▶ SOURCE
All shares of Common Stock delivered upon conversion of the Series B Preferred Shares as provided herein shall be duly and validly issued and fully paid and non-assessable. Effective as of the Conversion Date, such converted Series B Preferred Shares shall no longer be deemed to be outstanding and all rights of the holder with respect to such shares shall immediately terminate except the right to receive the shares of Common Stock issuable upon such conversion.

 

 

 

 

(c) The Corporation covenants that, within 30 days of receipt of a conversion notice from any holder of shares of Series B Preferred Stock wherein which such conversion would create more shares of Common Stock than are authorized, the Corporation will increase the authorized number of shares of Common Stock sufficient to satisfy such holder of shares of Series B submitting such conversion notice.

 

5. VOTING RIGHTS. Each share of Series B Preferred Stock shall have five votes for any election or other vote placed before the shareholders of the Corporation.

 

6. PRICE.

 

(a) The initial price of each share of Series B Preferred Stock shall be $10.00.

 

(b) The price of each share of Series B Preferred Stock may be changed either through a majority vote of the Board of Directors through a resolution at a meeting of the Board, or through a resolution passed at an Action Without Meeting of the unanimous Board, until such time as a listed secondary and/or listed public market develops for the shares.

 

7. LOCK-UP RESTRICTIONS ON CONVERSION. Shares of Series B Preferred Stock may not be converted into shares of Common Stock for a period of; a) six (6) months after purchase, if the Company voluntarily or involuntarily files public reports pursuant to Section 12 or 15 of the Securities Exchange Act of 1934; or b) twelve (12) months if the Company does not file such public reports.

 

E. CERTIFICATE OF DESIGNATIONS, SERIES C PREFERRED STOCK

 

1. DESIGNATION. This class of stock of this Corporation shall be named and designated “Series C Preferred Stock”. It shall have 150,000 shares authorized at $2.00par value per share.

▶ SHORT EXERCISE 1
Please rewrite the passage of the stock terms starting at "5. VOTING RIGHTS." and ending at "of the Corporation.", updating "five votes" to "ten votes".
▶ SHORT EXERCISE 2
Answer these questions from the stock terms:
(a) What is the initial price of each share of Series B Preferred Stock?
(b) How many shares of Series C Preferred Stock are authorized?
(c) How long is the lock-up on conversion if the Company does not file public reports?

Saved entries

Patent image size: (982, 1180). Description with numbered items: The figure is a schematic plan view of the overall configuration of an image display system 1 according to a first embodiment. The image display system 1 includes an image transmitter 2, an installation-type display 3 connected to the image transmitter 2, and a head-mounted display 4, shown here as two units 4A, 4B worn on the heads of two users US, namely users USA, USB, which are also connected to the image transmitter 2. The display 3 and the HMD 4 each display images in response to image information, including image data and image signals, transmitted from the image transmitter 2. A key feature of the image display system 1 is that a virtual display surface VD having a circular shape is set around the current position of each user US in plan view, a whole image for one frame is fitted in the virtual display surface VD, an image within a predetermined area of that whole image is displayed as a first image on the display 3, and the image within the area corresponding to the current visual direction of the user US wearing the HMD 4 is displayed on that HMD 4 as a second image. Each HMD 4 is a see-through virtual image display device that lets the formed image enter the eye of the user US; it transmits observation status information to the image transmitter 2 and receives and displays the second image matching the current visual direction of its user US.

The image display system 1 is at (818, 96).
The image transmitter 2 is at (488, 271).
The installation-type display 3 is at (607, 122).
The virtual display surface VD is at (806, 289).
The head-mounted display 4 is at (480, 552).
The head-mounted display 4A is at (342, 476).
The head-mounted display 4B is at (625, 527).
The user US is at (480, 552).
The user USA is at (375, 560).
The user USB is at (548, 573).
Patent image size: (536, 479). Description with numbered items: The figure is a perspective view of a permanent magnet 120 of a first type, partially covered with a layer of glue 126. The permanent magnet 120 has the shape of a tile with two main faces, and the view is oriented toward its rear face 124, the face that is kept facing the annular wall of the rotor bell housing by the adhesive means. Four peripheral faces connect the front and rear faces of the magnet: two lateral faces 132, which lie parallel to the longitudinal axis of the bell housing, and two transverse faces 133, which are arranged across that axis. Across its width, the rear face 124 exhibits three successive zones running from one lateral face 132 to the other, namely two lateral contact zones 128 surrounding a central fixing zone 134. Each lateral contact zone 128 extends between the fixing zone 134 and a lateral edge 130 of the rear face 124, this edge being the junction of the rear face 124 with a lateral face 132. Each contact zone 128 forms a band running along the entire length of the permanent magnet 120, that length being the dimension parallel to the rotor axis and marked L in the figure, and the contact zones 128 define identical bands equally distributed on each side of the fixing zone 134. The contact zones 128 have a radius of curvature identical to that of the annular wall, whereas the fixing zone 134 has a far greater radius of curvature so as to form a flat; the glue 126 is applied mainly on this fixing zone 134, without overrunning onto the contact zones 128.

▶ FULL ANSWER 1
5. VOTING RIGHTS. Each share of Series B Preferred Stock shall have ten votes for any election or other vote placed before the shareholders of the Corporation.

▶ FULL ANSWER 2
(a) $10.00
(b) 150,000 shares
(c) Twelve (12) months